What to produce: Which lines of the records contain "ἑξῆς"? Collect every one of them.

:: Data excerpts

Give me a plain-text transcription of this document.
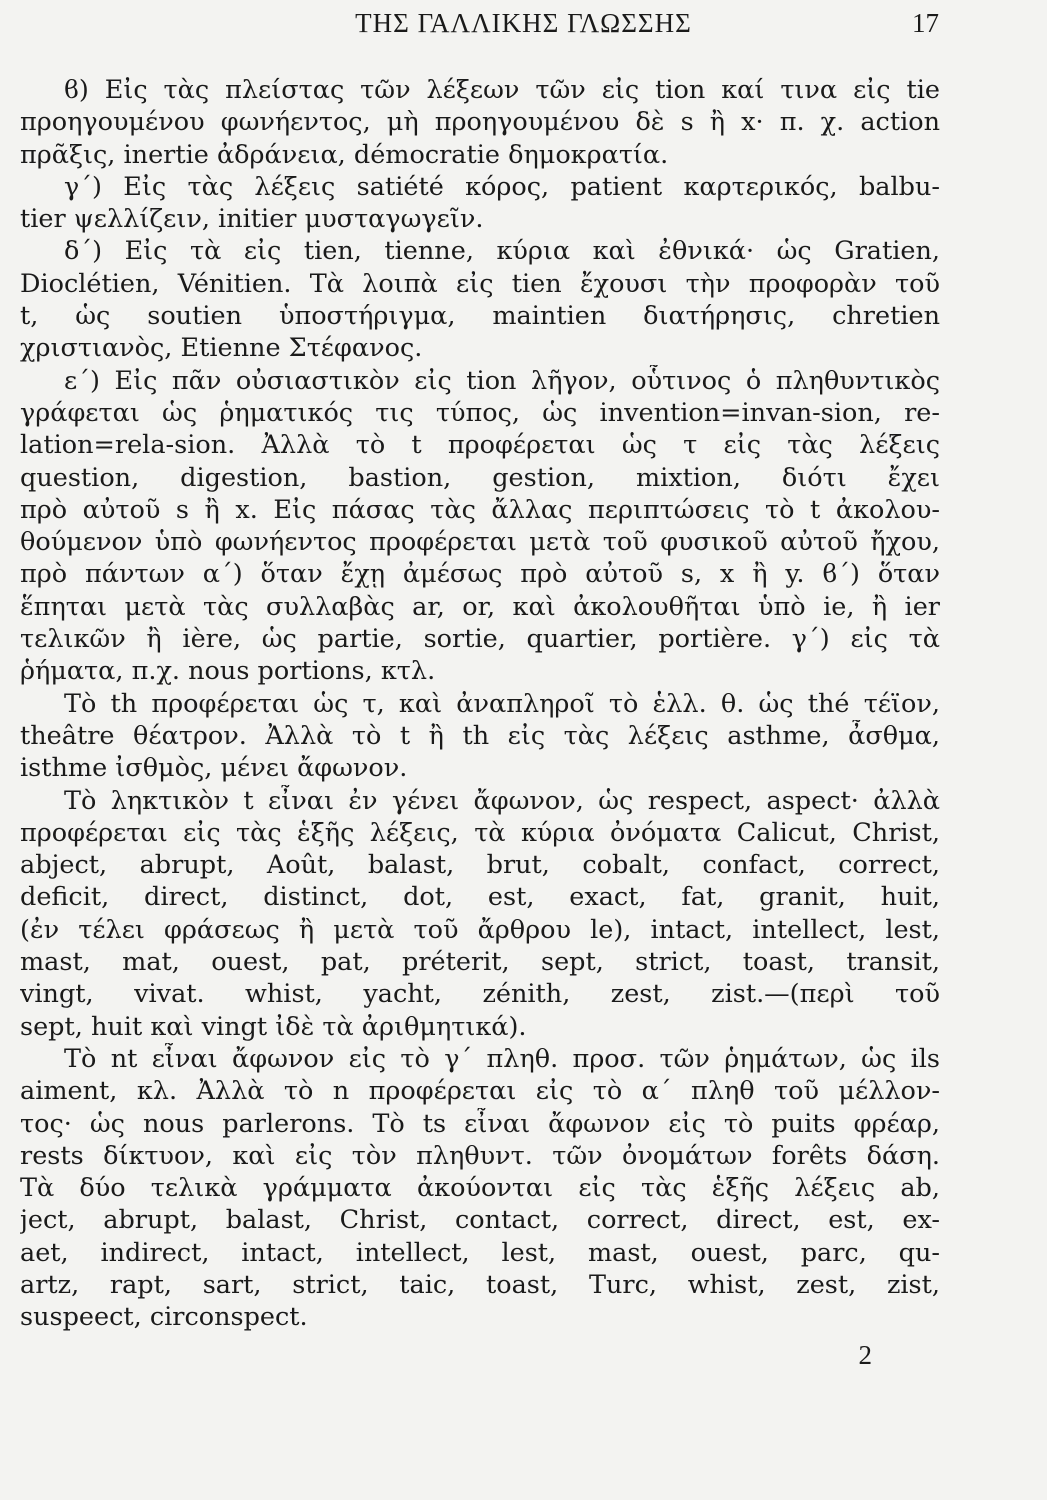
ΤΗΣ ΓΑΛΛΙΚΗΣ ΓΛΩΣΣΗΣ	17
ϐ) Εἰς τὰς πλείστας τῶν λέξεων τῶν εἰς tion καί τινα εἰς tie
προηγουμένου φωνήεντος, μὴ προηγουμένου δὲ s ἢ x· π. χ. action
πρᾶξις, inertie ἀδράνεια, démocratie δημοκρατία.
γ΄) Εἰς τὰς λέξεις satiété κόρος, patient καρτερικός, balbu-
tier ψελλίζειν, initier μυσταγωγεῖν.
δ΄) Εἰς τὰ εἰς tien, tienne, κύρια καὶ ἐθνικά· ὡς Gratien,
Dioclétien, Vénitien. Τὰ λοιπὰ εἰς tien ἔχουσι τὴν προφορὰν τοῦ
t, ὡς soutien ὑποστήριγμα, maintien διατήρησις, chretien
χριστιανὸς, Etienne Στέφανος.
ε΄) Εἰς πᾶν οὐσιαστικὸν εἰς tion λῆγον, οὗτινος ὁ πληθυντικὸς
γράφεται ὡς ῥηματικός τις τύπος, ὡς invention=invan-sion, re-
lation=rela-sion. Ἀλλὰ τὸ t προφέρεται ὡς τ εἰς τὰς λέξεις
question, digestion, bastion, gestion, mixtion, διότι ἔχει
πρὸ αὐτοῦ s ἢ x. Εἰς πάσας τὰς ἄλλας περιπτώσεις τὸ t ἀκολου-
θούμενον ὑπὸ φωνήεντος προφέρεται μετὰ τοῦ φυσικοῦ αὐτοῦ ἤχου,
πρὸ πάντων α΄) ὅταν ἔχῃ ἀμέσως πρὸ αὐτοῦ s, x ἢ y. ϐ΄) ὅταν
ἕπηται μετὰ τὰς συλλαβὰς ar, or, καὶ ἀκολουθῆται ὑπὸ ie, ἢ ier
τελικῶν ἢ ière, ὡς partie, sortie, quartier, portière. γ΄) εἰς τὰ
ῥήματα, π.χ. nous portions, κτλ.
Τὸ th προφέρεται ὡς τ, καὶ ἀναπληροῖ τὸ ἑλλ. θ. ὡς thé τέϊον,
theâtre θέατρον. Ἀλλὰ τὸ t ἢ th εἰς τὰς λέξεις asthme, ἆσθμα,
isthme ἰσθμὸς, μένει ἄφωνον.
Τὸ ληκτικὸν t εἶναι ἐν γένει ἄφωνον, ὡς respect, aspect· ἀλλὰ
προφέρεται εἰς τὰς ἑξῆς λέξεις, τὰ κύρια ὀνόματα Calicut, Christ,
abject, abrupt, Août, balast, brut, cobalt, confact, correct,
deficit, direct, distinct, dot, est, exact, fat, granit, huit,
(ἐν τέλει φράσεως ἢ μετὰ τοῦ ἄρθρου le), intact, intellect, lest,
mast, mat, ouest, pat, préterit, sept, strict, toast, transit,
vingt, vivat. whist, yacht, zénith, zest, zist.—(περὶ τοῦ
sept, huit καὶ vingt ἰδὲ τὰ ἀριθμητικά).
Τὸ nt εἶναι ἄφωνον εἰς τὸ γ΄ πληθ. προσ. τῶν ῥημάτων, ὡς ils
aiment, κλ. Ἀλλὰ τὸ n προφέρεται εἰς τὸ α΄ πληθ τοῦ μέλλον-
τος· ὡς nous parlerons. Τὸ ts εἶναι ἄφωνον εἰς τὸ puits φρέαρ,
rests δίκτυον, καὶ εἰς τὸν πληθυντ. τῶν ὀνομάτων forêts δάση.
Τὰ δύο τελικὰ γράμματα ἀκούονται εἰς τὰς ἑξῆς λέξεις ab,
ject, abrupt, balast, Christ, contact, correct, direct, est, ex-
aet, indirect, intact, intellect, lest, mast, ouest, parc, qu-
artz, rapt, sart, strict, taic, toast, Turc, whist, zest, zist,
suspeect, circonspect.
2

::::

Answer to this problem:
προφέρεται εἰς τὰς ἑξῆς λέξεις, τὰ κύρια ὀνόματα Calicut, Christ,
Τὰ δύο τελικὰ γράμματα ἀκούονται εἰς τὰς ἑξῆς λέξεις ab,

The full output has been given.